▶ **AIM OF THE EXERCISE**: Pictures do not belong in the copy. Return all of the entries exactly.

--

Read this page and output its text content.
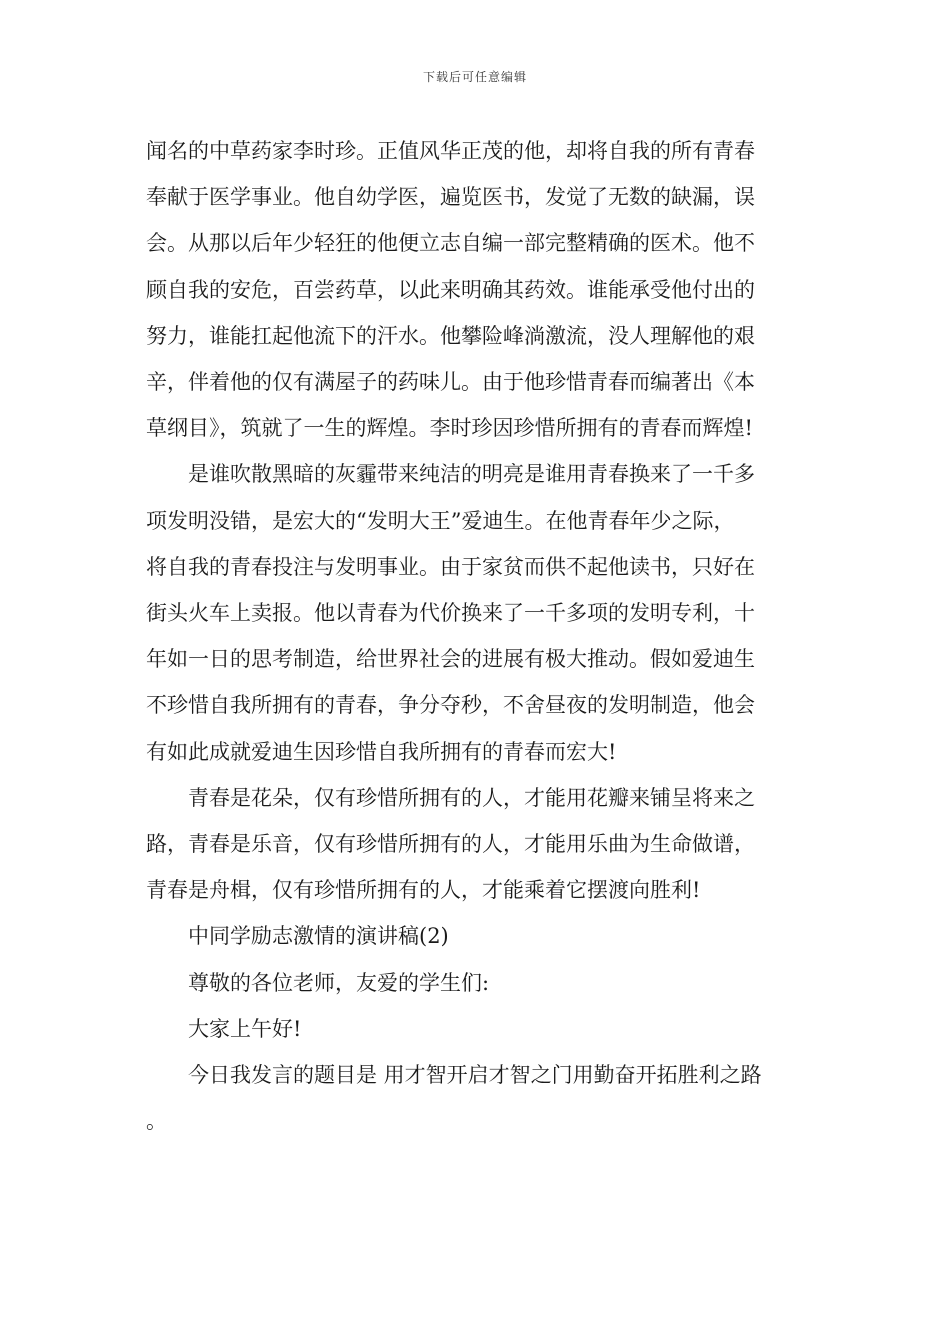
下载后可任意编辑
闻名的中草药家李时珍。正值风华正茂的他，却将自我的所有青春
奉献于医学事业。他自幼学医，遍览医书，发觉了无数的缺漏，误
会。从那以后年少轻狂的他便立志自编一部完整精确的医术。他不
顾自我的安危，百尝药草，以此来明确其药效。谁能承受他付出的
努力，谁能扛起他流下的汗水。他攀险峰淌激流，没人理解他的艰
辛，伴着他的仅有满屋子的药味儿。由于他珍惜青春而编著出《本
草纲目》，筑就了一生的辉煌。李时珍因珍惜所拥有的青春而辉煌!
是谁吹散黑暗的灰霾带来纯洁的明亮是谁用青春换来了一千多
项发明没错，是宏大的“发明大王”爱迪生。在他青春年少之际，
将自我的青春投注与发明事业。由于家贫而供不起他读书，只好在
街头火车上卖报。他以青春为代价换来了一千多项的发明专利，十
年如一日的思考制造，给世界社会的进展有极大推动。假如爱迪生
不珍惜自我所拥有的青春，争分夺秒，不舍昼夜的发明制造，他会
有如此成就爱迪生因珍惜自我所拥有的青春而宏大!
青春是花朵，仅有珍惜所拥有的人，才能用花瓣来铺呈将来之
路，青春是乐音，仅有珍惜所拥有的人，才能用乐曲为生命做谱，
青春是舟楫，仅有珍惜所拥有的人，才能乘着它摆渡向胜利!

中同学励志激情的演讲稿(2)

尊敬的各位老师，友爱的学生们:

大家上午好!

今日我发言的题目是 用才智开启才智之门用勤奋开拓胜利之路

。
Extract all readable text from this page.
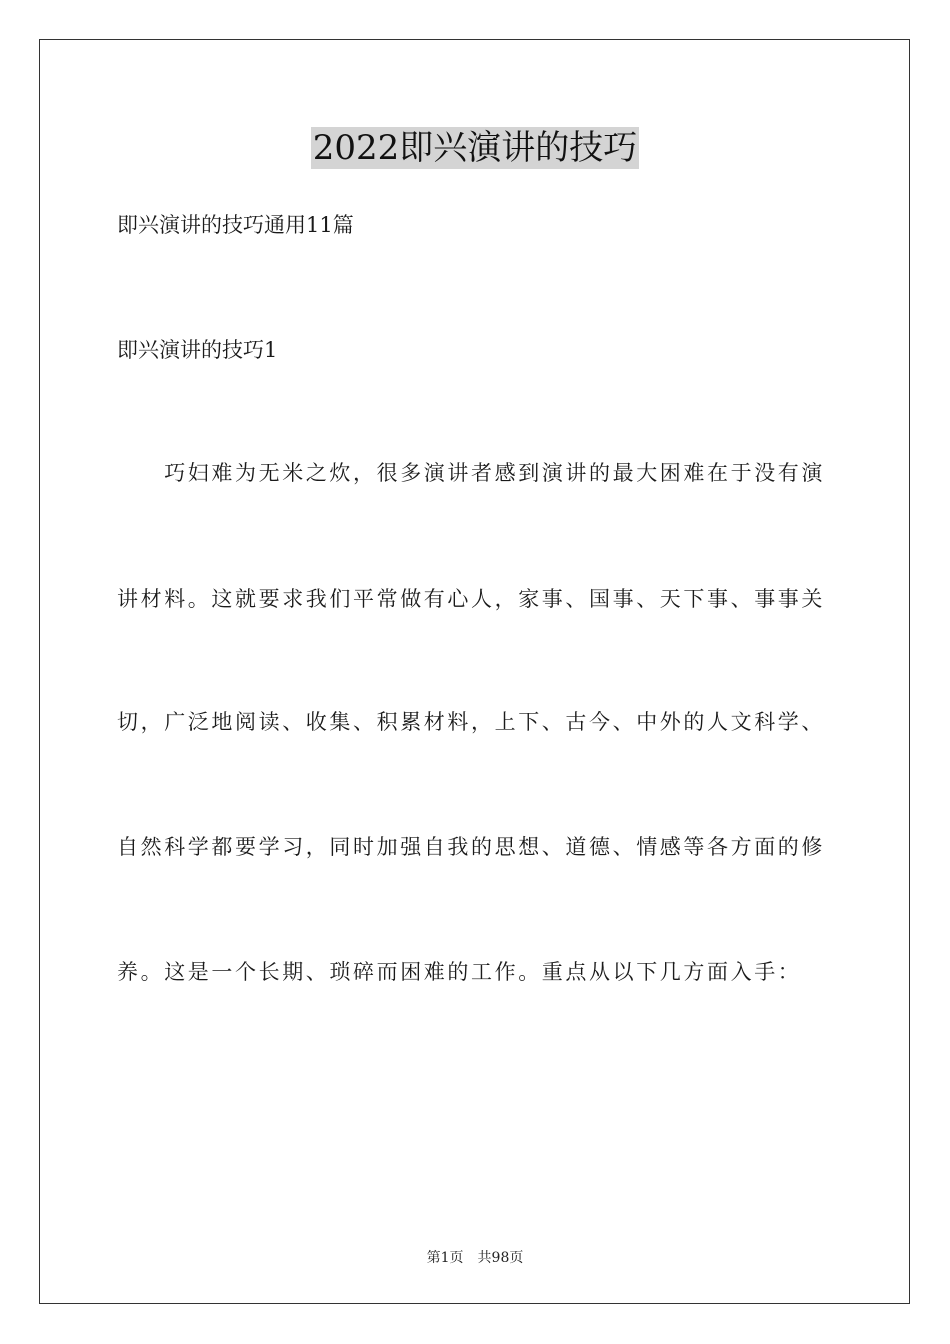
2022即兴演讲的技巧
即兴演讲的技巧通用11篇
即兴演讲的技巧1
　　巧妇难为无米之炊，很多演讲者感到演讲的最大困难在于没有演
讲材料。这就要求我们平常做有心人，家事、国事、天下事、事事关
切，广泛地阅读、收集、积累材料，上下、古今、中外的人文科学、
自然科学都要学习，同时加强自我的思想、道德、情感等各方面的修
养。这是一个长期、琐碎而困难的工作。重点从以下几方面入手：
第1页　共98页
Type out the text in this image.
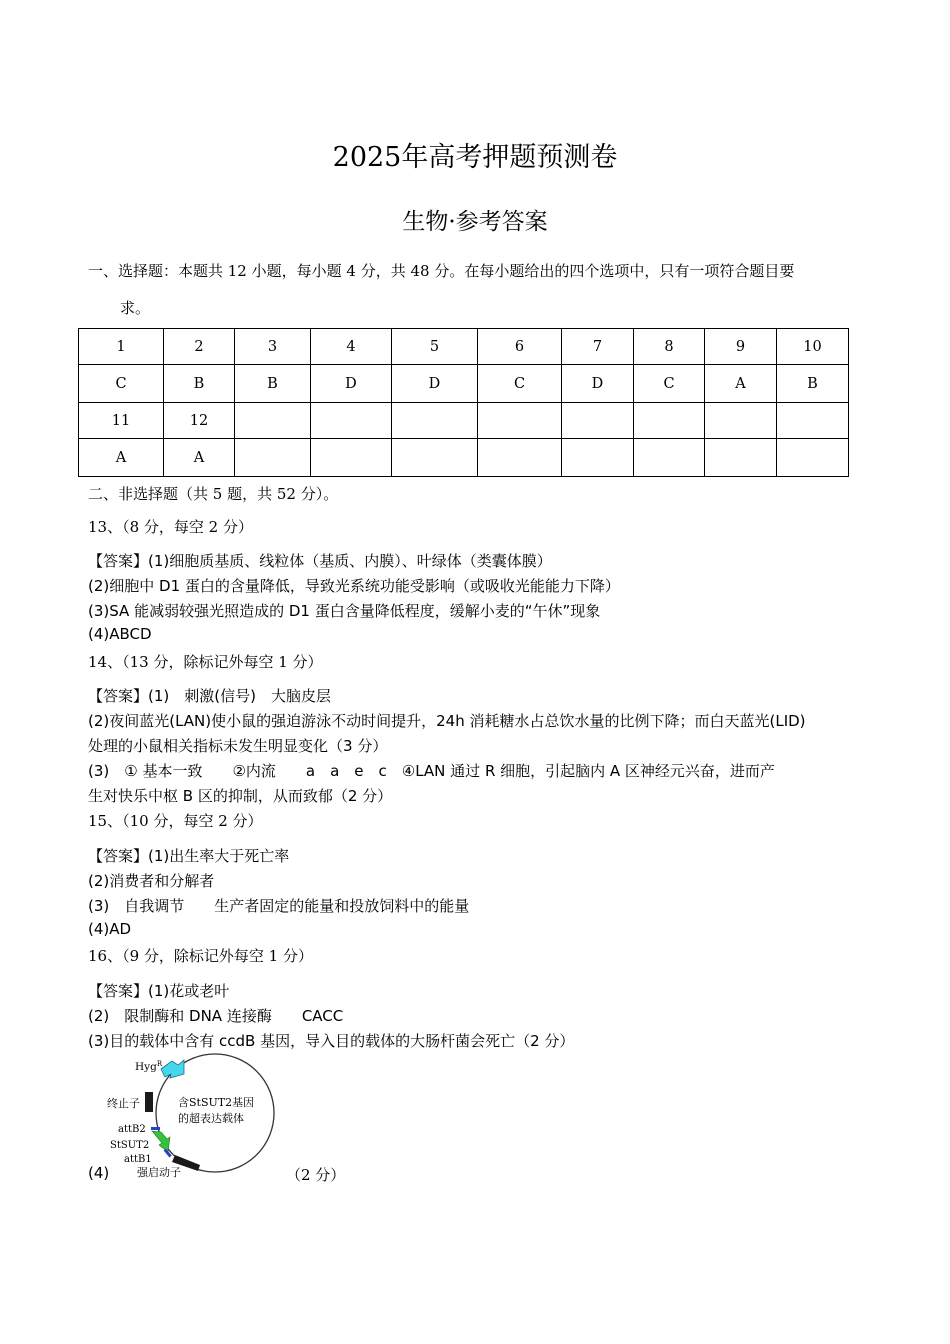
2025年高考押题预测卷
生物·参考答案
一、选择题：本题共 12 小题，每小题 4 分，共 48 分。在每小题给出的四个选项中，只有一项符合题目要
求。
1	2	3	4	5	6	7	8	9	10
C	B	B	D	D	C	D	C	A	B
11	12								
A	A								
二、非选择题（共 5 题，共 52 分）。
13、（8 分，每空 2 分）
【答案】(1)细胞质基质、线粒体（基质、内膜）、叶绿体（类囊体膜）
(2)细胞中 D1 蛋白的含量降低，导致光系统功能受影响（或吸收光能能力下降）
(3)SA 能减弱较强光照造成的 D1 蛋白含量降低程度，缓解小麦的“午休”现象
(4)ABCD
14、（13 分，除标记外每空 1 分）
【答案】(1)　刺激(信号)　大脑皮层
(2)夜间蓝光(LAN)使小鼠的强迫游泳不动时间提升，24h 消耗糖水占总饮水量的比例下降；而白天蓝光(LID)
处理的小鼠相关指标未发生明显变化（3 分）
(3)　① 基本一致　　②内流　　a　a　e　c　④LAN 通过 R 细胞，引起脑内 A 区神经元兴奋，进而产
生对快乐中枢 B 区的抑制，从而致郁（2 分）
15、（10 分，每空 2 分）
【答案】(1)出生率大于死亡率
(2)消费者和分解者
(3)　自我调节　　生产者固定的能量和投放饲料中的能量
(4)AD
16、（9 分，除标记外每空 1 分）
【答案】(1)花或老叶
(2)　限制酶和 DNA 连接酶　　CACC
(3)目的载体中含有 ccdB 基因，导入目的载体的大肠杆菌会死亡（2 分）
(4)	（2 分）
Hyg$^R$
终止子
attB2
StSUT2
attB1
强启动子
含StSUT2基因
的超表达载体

--

▶ **EXERCISE RESULT**:
Read this page and output its text content.
下载后可任意编辑
闻名的中草药家李时珍。正值风华正茂的他，却将自我的所有青春
奉献于医学事业。他自幼学医，遍览医书，发觉了无数的缺漏，误
会。从那以后年少轻狂的他便立志自编一部完整精确的医术。他不
顾自我的安危，百尝药草，以此来明确其药效。谁能承受他付出的
努力，谁能扛起他流下的汗水。他攀险峰淌激流，没人理解他的艰
辛，伴着他的仅有满屋子的药味儿。由于他珍惜青春而编著出《本
草纲目》，筑就了一生的辉煌。李时珍因珍惜所拥有的青春而辉煌!
是谁吹散黑暗的灰霾带来纯洁的明亮是谁用青春换来了一千多
项发明没错，是宏大的“发明大王”爱迪生。在他青春年少之际，
将自我的青春投注与发明事业。由于家贫而供不起他读书，只好在
街头火车上卖报。他以青春为代价换来了一千多项的发明专利，十
年如一日的思考制造，给世界社会的进展有极大推动。假如爱迪生
不珍惜自我所拥有的青春，争分夺秒，不舍昼夜的发明制造，他会
有如此成就爱迪生因珍惜自我所拥有的青春而宏大!
青春是花朵，仅有珍惜所拥有的人，才能用花瓣来铺呈将来之
路，青春是乐音，仅有珍惜所拥有的人，才能用乐曲为生命做谱，
青春是舟楫，仅有珍惜所拥有的人，才能乘着它摆渡向胜利!

中同学励志激情的演讲稿(2)

尊敬的各位老师，友爱的学生们:

大家上午好!

今日我发言的题目是 用才智开启才智之门用勤奋开拓胜利之路

。
Extract all readable text from this page.
2022即兴演讲的技巧
即兴演讲的技巧通用11篇
即兴演讲的技巧1
　　巧妇难为无米之炊，很多演讲者感到演讲的最大困难在于没有演
讲材料。这就要求我们平常做有心人，家事、国事、天下事、事事关
切，广泛地阅读、收集、积累材料，上下、古今、中外的人文科学、
自然科学都要学习，同时加强自我的思想、道德、情感等各方面的修
养。这是一个长期、琐碎而困难的工作。重点从以下几方面入手：
第1页　共98页
Type out the text in this image.
2025年高考押题预测卷
生物·参考答案
一、选择题：本题共 12 小题，每小题 4 分，共 48 分。在每小题给出的四个选项中，只有一项符合题目要
求。
1	2	3	4	5	6	7	8	9	10
C	B	B	D	D	C	D	C	A	B
11	12								
A	A								
二、非选择题（共 5 题，共 52 分）。
13、（8 分，每空 2 分）
【答案】(1)细胞质基质、线粒体（基质、内膜）、叶绿体（类囊体膜）
(2)细胞中 D1 蛋白的含量降低，导致光系统功能受影响（或吸收光能能力下降）
(3)SA 能减弱较强光照造成的 D1 蛋白含量降低程度，缓解小麦的“午休”现象
(4)ABCD
14、（13 分，除标记外每空 1 分）
【答案】(1)　刺激(信号)　大脑皮层
(2)夜间蓝光(LAN)使小鼠的强迫游泳不动时间提升，24h 消耗糖水占总饮水量的比例下降；而白天蓝光(LID)
处理的小鼠相关指标未发生明显变化（3 分）
(3)　① 基本一致　　②内流　　a　a　e　c　④LAN 通过 R 细胞，引起脑内 A 区神经元兴奋，进而产
生对快乐中枢 B 区的抑制，从而致郁（2 分）
15、（10 分，每空 2 分）
【答案】(1)出生率大于死亡率
(2)消费者和分解者
(3)　自我调节　　生产者固定的能量和投放饲料中的能量
(4)AD
16、（9 分，除标记外每空 1 分）
【答案】(1)花或老叶
(2)　限制酶和 DNA 连接酶　　CACC
(3)目的载体中含有 ccdB 基因，导入目的载体的大肠杆菌会死亡（2 分）
(4)	（2 分）
Hyg$^R$
终止子
attB2
StSUT2
attB1
强启动子
含StSUT2基因
的超表达载体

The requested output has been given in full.